# [PROBLEM DESCRIPTION]
Check each line of the entries below for the string "utterances"; copy every line where it appears.

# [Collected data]
_ _ _

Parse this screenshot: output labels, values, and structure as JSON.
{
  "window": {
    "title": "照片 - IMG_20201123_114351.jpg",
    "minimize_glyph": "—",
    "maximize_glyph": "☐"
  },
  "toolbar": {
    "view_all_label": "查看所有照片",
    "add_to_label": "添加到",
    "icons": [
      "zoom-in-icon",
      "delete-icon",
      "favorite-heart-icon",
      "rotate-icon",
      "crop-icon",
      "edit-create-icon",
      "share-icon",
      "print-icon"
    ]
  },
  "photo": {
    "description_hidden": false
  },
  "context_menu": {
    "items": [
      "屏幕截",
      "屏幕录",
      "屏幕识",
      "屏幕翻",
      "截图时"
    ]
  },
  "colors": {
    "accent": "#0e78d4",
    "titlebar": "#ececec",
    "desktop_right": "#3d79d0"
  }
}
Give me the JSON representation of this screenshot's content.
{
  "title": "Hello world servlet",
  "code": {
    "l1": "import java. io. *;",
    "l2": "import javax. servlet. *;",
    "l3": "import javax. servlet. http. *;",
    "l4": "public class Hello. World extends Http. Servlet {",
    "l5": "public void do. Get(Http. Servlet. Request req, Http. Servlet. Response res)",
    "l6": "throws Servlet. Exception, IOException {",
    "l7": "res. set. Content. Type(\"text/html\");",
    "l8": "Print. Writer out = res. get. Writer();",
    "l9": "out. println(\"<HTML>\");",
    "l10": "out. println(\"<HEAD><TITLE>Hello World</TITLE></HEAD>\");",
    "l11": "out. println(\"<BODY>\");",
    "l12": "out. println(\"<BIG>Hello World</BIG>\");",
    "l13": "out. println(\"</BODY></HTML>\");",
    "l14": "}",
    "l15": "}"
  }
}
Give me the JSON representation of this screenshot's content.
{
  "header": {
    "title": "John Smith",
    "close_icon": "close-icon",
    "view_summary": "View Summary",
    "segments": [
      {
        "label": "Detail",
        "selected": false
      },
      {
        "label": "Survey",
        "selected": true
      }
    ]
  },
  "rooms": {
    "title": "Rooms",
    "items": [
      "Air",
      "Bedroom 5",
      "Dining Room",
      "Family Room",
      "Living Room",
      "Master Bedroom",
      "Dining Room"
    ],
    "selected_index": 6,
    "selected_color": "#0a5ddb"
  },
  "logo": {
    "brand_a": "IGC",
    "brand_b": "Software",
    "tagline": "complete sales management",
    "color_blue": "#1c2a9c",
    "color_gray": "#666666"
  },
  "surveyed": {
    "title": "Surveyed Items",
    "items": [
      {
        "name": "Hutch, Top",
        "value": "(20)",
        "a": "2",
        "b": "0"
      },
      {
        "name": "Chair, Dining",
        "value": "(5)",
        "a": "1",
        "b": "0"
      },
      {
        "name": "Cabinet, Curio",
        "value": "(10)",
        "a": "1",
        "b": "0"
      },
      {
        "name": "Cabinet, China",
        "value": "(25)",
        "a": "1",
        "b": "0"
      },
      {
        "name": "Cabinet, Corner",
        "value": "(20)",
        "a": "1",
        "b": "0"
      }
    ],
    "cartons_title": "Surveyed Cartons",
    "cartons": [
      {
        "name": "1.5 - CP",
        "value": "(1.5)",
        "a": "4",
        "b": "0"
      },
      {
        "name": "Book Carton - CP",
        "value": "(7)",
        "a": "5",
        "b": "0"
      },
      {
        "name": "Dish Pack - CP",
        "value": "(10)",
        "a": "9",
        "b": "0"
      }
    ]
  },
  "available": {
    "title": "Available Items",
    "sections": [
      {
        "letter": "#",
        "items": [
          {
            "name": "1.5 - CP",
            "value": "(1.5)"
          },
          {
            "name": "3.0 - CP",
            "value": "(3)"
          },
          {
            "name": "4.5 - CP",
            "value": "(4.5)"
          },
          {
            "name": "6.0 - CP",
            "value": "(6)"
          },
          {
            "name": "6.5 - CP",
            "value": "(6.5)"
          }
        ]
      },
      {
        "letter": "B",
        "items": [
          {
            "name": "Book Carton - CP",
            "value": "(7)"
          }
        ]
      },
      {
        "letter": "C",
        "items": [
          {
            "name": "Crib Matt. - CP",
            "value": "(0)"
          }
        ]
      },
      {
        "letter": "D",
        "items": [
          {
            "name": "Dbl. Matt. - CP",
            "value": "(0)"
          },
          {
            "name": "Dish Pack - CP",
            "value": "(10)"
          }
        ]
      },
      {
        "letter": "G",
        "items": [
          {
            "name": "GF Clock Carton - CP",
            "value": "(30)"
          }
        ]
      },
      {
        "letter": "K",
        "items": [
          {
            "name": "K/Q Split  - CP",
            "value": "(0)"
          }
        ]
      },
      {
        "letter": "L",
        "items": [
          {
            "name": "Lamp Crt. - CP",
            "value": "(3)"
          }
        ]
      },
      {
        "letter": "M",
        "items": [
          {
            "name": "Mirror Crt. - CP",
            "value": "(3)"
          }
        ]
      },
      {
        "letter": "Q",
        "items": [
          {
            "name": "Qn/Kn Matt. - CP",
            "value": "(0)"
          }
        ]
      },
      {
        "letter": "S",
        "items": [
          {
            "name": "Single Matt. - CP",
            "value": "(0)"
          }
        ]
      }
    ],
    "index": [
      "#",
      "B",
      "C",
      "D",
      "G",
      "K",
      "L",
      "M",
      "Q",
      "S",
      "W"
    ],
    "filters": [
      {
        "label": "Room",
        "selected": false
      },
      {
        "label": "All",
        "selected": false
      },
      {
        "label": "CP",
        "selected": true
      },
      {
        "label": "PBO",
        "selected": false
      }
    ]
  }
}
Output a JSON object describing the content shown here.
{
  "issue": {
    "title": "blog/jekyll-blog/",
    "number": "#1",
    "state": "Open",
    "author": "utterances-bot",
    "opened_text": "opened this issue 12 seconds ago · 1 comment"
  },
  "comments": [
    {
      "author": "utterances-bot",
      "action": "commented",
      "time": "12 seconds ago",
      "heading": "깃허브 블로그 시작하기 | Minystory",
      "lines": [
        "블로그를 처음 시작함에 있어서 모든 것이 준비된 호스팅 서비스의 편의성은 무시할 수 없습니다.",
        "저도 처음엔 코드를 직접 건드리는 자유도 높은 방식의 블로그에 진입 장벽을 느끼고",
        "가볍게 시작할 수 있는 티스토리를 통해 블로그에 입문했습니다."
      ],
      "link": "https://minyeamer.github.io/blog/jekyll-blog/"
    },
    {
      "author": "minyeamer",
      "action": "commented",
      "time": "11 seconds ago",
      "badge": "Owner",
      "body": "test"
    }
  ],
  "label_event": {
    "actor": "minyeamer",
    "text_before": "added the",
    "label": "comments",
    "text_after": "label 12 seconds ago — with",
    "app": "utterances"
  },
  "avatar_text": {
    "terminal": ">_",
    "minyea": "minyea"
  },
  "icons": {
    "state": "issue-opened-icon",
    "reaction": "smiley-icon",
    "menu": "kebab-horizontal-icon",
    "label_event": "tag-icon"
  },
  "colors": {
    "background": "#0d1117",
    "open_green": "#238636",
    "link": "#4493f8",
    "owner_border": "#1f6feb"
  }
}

_ _ _

# [COMPLETE OUTPUT]
    "author": "utterances-bot",
      "author": "utterances-bot",
    "app": "utterances"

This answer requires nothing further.